**Stated task**
Extract the lines that hold the string "this".
-- Start Raw data --
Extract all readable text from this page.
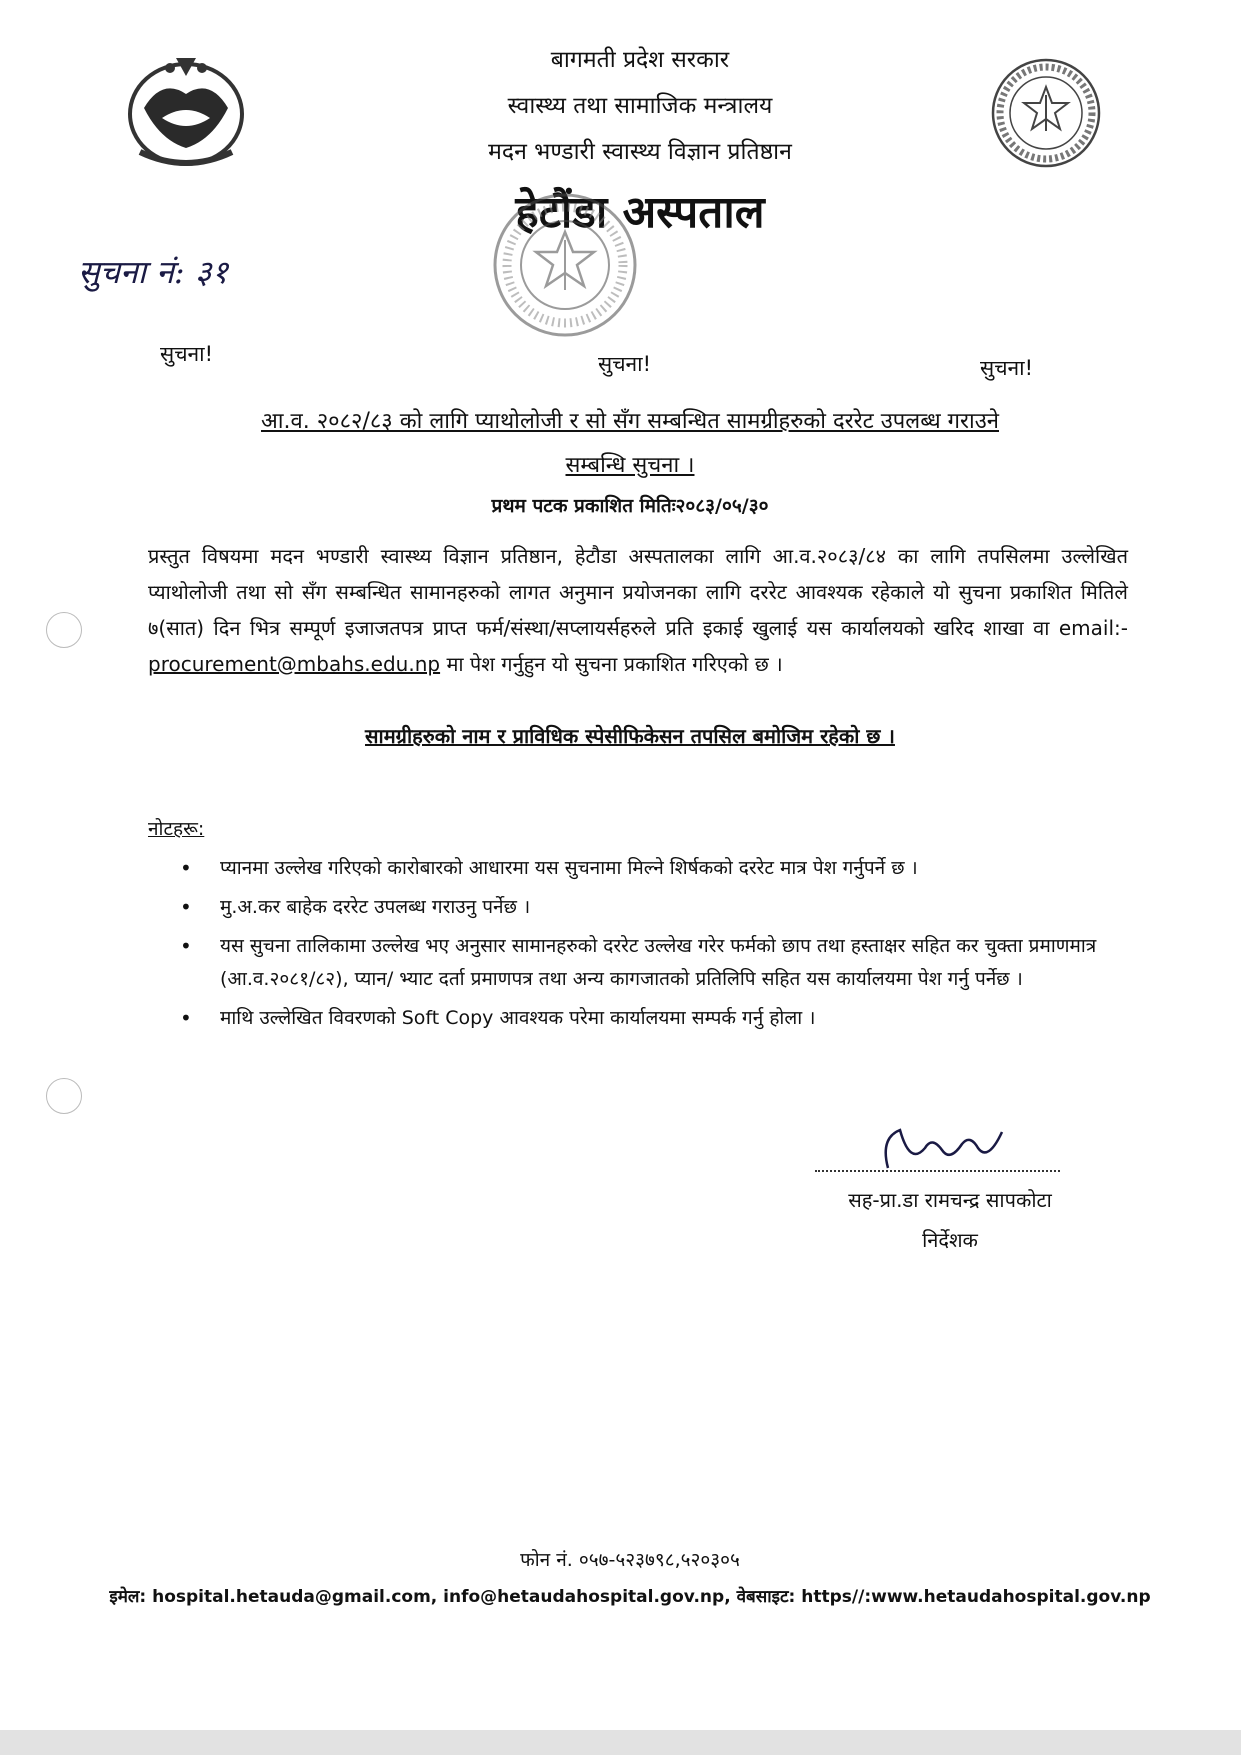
बागमती प्रदेश सरकार
स्वास्थ्य तथा सामाजिक मन्त्रालय
मदन भण्डारी स्वास्थ्य विज्ञान प्रतिष्ठान
हेटौंडा अस्पताल
सुचना नं: ३१
सुचना!	सुचना!	सुचना!
आ.व. २०८२/८३ को लागि प्याथोलोजी र सो सँग सम्बन्धित सामग्रीहरुको दररेट उपलब्ध गराउने
सम्बन्धि सुचना ।
प्रथम पटक प्रकाशित मितिः२०८३/०५/३०
प्रस्तुत विषयमा मदन भण्डारी स्वास्थ्य विज्ञान प्रतिष्ठान, हेटौडा अस्पतालका लागि आ.व.२०८३/८४ का लागि तपसिलमा उल्लेखित प्याथोलोजी तथा सो सँग सम्बन्धित सामानहरुको लागत अनुमान प्रयोजनका लागि दररेट आवश्यक रहेकाले यो सुचना प्रकाशित मितिले ७(सात) दिन भित्र सम्पूर्ण इजाजतपत्र प्राप्त फर्म/संस्था/सप्लायर्सहरुले प्रति इकाई खुलाई यस कार्यालयको खरिद शाखा वा email:- procurement@mbahs.edu.np मा पेश गर्नुहुन यो सुचना प्रकाशित गरिएको छ ।
सामग्रीहरुको नाम र प्राविधिक स्पेसीफिकेसन तपसिल बमोजिम रहेको छ ।
नोटहरू:
• प्यानमा उल्लेख गरिएको कारोबारको आधारमा यस सुचनामा मिल्ने शिर्षकको दररेट मात्र पेश गर्नुपर्ने छ ।
• मु.अ.कर बाहेक दररेट उपलब्ध गराउनु पर्नेछ ।
• यस सुचना तालिकामा उल्लेख भए अनुसार सामानहरुको दररेट उल्लेख गरेर फर्मको छाप तथा हस्ताक्षर सहित कर चुक्ता प्रमाणमात्र (आ.व.२०८१/८२), प्यान/ भ्याट दर्ता प्रमाणपत्र तथा अन्य कागजातको प्रतिलिपि सहित यस कार्यालयमा पेश गर्नु पर्नेछ ।
• माथि उल्लेखित विवरणको Soft Copy आवश्यक परेमा कार्यालयमा सम्पर्क गर्नु होला ।
सह-प्रा.डा रामचन्द्र सापकोटा
निर्देशक
फोन नं. ०५७-५२३७९८,५२०३०५
इमेल: hospital.hetauda@gmail.com, info@hetaudahospital.gov.np, वेबसाइट: https//:www.hetaudahospital.gov.np
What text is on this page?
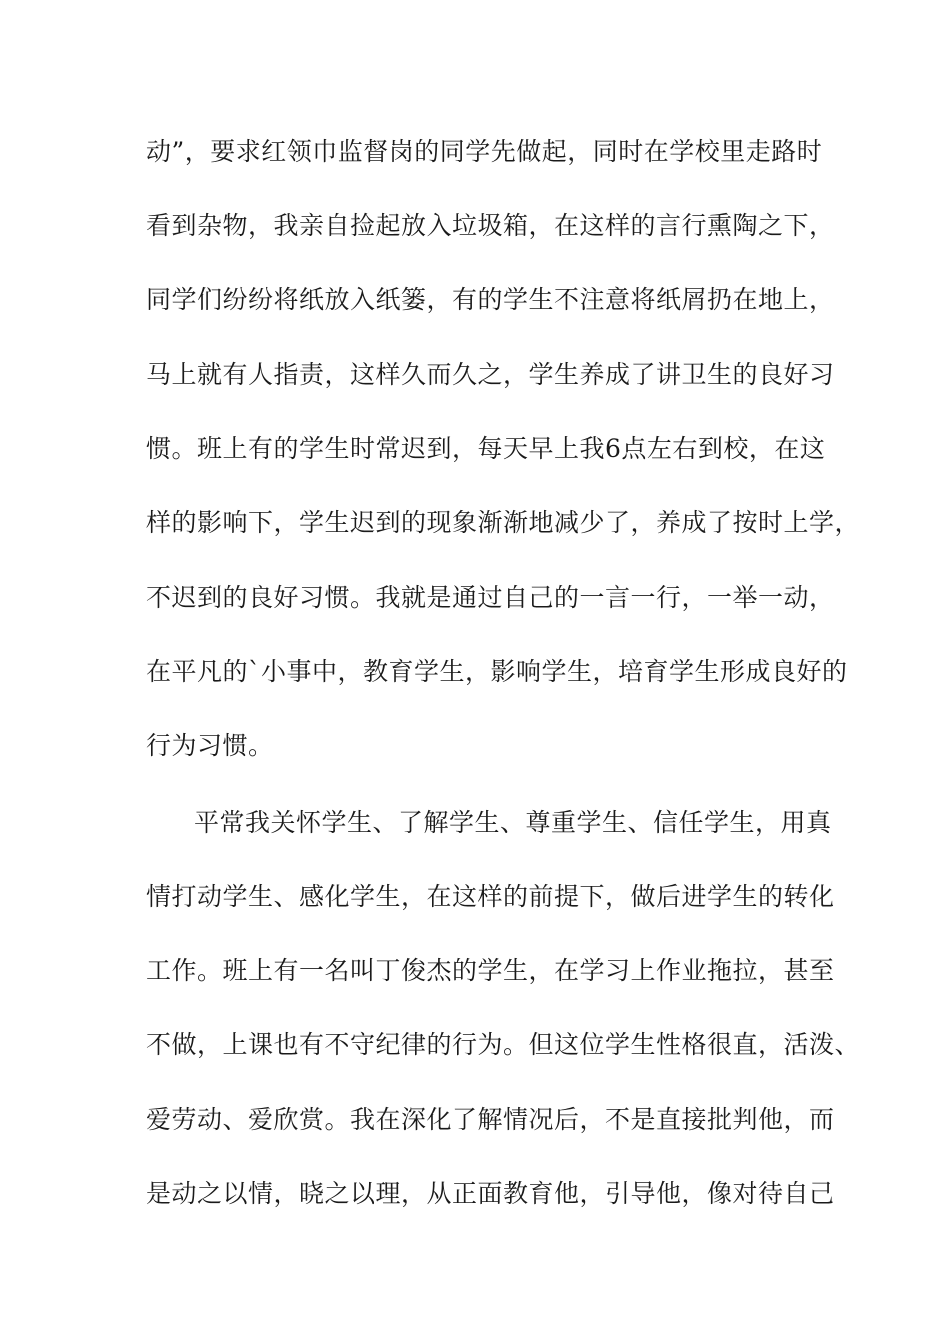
动”，要求红领巾监督岗的同学先做起，同时在学校里走路时
看到杂物，我亲自捡起放入垃圾箱，在这样的言行熏陶之下，
同学们纷纷将纸放入纸篓，有的学生不注意将纸屑扔在地上，
马上就有人指责，这样久而久之，学生养成了讲卫生的良好习
惯。班上有的学生时常迟到，每天早上我6点左右到校，在这
样的影响下，学生迟到的现象渐渐地减少了，养成了按时上学，
不迟到的良好习惯。我就是通过自己的一言一行，一举一动，
在平凡的`小事中，教育学生，影响学生，培育学生形成良好的
行为习惯。
平常我关怀学生、了解学生、尊重学生、信任学生，用真
情打动学生、感化学生，在这样的前提下，做后进学生的转化
工作。班上有一名叫丁俊杰的学生，在学习上作业拖拉，甚至
不做，上课也有不守纪律的行为。但这位学生性格很直，活泼、
爱劳动、爱欣赏。我在深化了解情况后，不是直接批判他，而
是动之以情，晓之以理，从正面教育他，引导他，像对待自己
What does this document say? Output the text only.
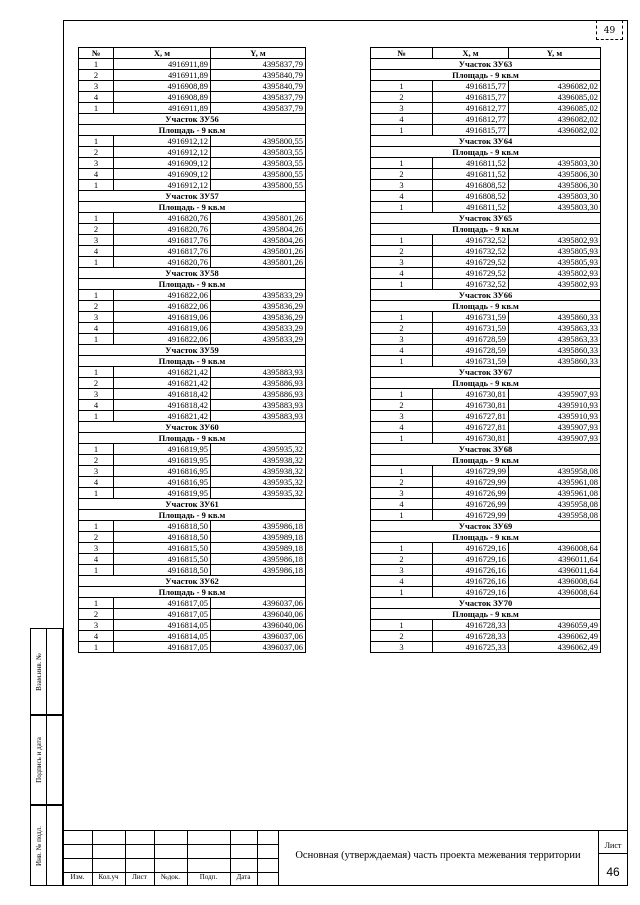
49
№	X, м	Y, м
1	4916911,89	4395837,79
2	4916911,89	4395840,79
3	4916908,89	4395840,79
4	4916908,89	4395837,79
1	4916911,89	4395837,79
Участок ЗУ56		
Площадь - 9 кв.м		
1	4916912,12	4395800,55
2	4916912,12	4395803,55
3	4916909,12	4395803,55
4	4916909,12	4395800,55
1	4916912,12	4395800,55
Участок ЗУ57		
Площадь - 9 кв.м		
1	4916820,76	4395801,26
2	4916820,76	4395804,26
3	4916817,76	4395804,26
4	4916817,76	4395801,26
1	4916820,76	4395801,26
Участок ЗУ58		
Площадь - 9 кв.м		
1	4916822,06	4395833,29
2	4916822,06	4395836,29
3	4916819,06	4395836,29
4	4916819,06	4395833,29
1	4916822,06	4395833,29
Участок ЗУ59		
Площадь - 9 кв.м		
1	4916821,42	4395883,93
2	4916821,42	4395886,93
3	4916818,42	4395886,93
4	4916818,42	4395883,93
1	4916821,42	4395883,93
Участок ЗУ60		
Площадь - 9 кв.м		
1	4916819,95	4395935,32
2	4916819,95	4395938,32
3	4916816,95	4395938,32
4	4916816,95	4395935,32
1	4916819,95	4395935,32
Участок ЗУ61		
Площадь - 9 кв.м		
1	4916818,50	4395986,18
2	4916818,50	4395989,18
3	4916815,50	4395989,18
4	4916815,50	4395986,18
1	4916818,50	4395986,18
Участок ЗУ62		
Площадь - 9 кв.м		
1	4916817,05	4396037,06
2	4916817,05	4396040,06
3	4916814,05	4396040,06
4	4916814,05	4396037,06
1	4916817,05	4396037,06
№	X, м	Y, м
Участок ЗУ63		
Площадь - 9 кв.м		
1	4916815,77	4396082,02
2	4916815,77	4396085,02
3	4916812,77	4396085,02
4	4916812,77	4396082,02
1	4916815,77	4396082,02
Участок ЗУ64		
Площадь - 9 кв.м		
1	4916811,52	4395803,30
2	4916811,52	4395806,30
3	4916808,52	4395806,30
4	4916808,52	4395803,30
1	4916811,52	4395803,30
Участок ЗУ65		
Площадь - 9 кв.м		
1	4916732,52	4395802,93
2	4916732,52	4395805,93
3	4916729,52	4395805,93
4	4916729,52	4395802,93
1	4916732,52	4395802,93
Участок ЗУ66		
Площадь - 9 кв.м		
1	4916731,59	4395860,33
2	4916731,59	4395863,33
3	4916728,59	4395863,33
4	4916728,59	4395860,33
1	4916731,59	4395860,33
Участок ЗУ67		
Площадь - 9 кв.м		
1	4916730,81	4395907,93
2	4916730,81	4395910,93
3	4916727,81	4395910,93
4	4916727,81	4395907,93
1	4916730,81	4395907,93
Участок ЗУ68		
Площадь - 9 кв.м		
1	4916729,99	4395958,08
2	4916729,99	4395961,08
3	4916726,99	4395961,08
4	4916726,99	4395958,08
1	4916729,99	4395958,08
Участок ЗУ69		
Площадь - 9 кв.м		
1	4916729,16	4396008,64
2	4916729,16	4396011,64
3	4916726,16	4396011,64
4	4916726,16	4396008,64
1	4916729,16	4396008,64
Участок ЗУ70		
Площадь - 9 кв.м		
1	4916728,33	4396059,49
2	4916728,33	4396062,49
3	4916725,33	4396062,49
Взам.инв. №
Подпись и дата
Инв. № подл.
Изм.	Кол.уч	Лист	№док.	Подп.	Дата
Основная (утверждаемая) часть проекта межевания территории
Лист
46
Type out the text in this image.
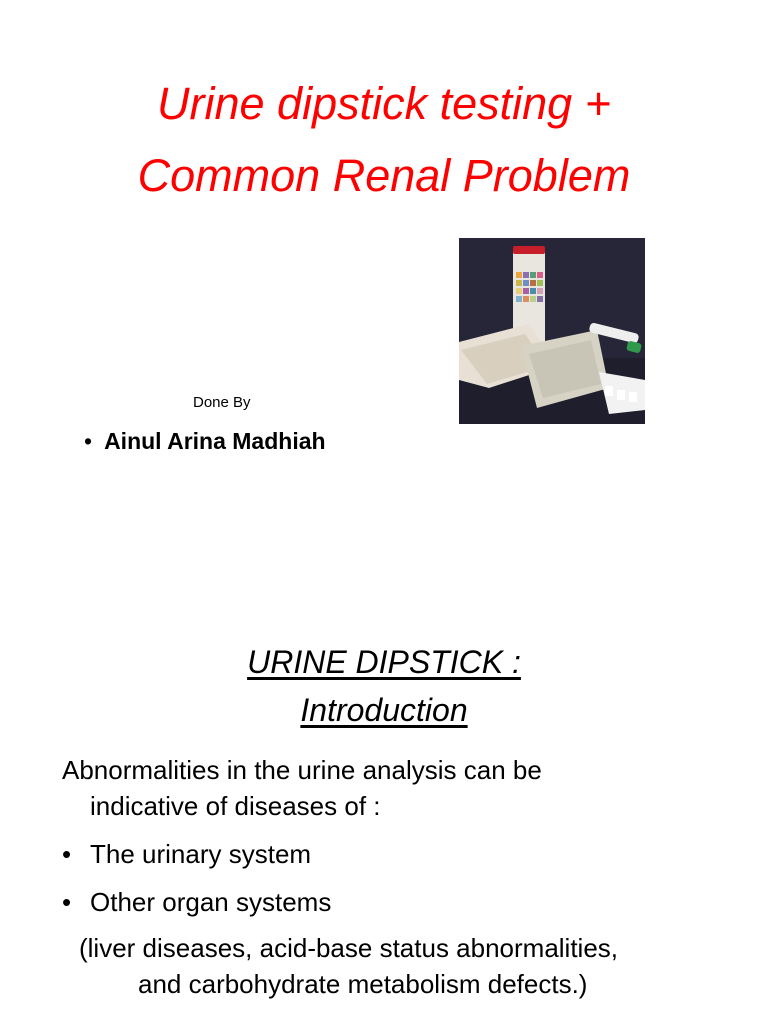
Urine dipstick testing +
Common Renal Problem
Done By
• Ainul Arina Madhiah
URINE DIPSTICK :
Introduction
Abnormalities in the urine analysis can be
indicative of diseases of :
• The urinary system
• Other organ systems
(liver diseases, acid-base status abnormalities,
and carbohydrate metabolism defects.)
-- End Raw data --
**Expected answer**
Extract all readable text from this page.
What text is on this page?
What does this document say? Output the text only.
Type out the text in this image.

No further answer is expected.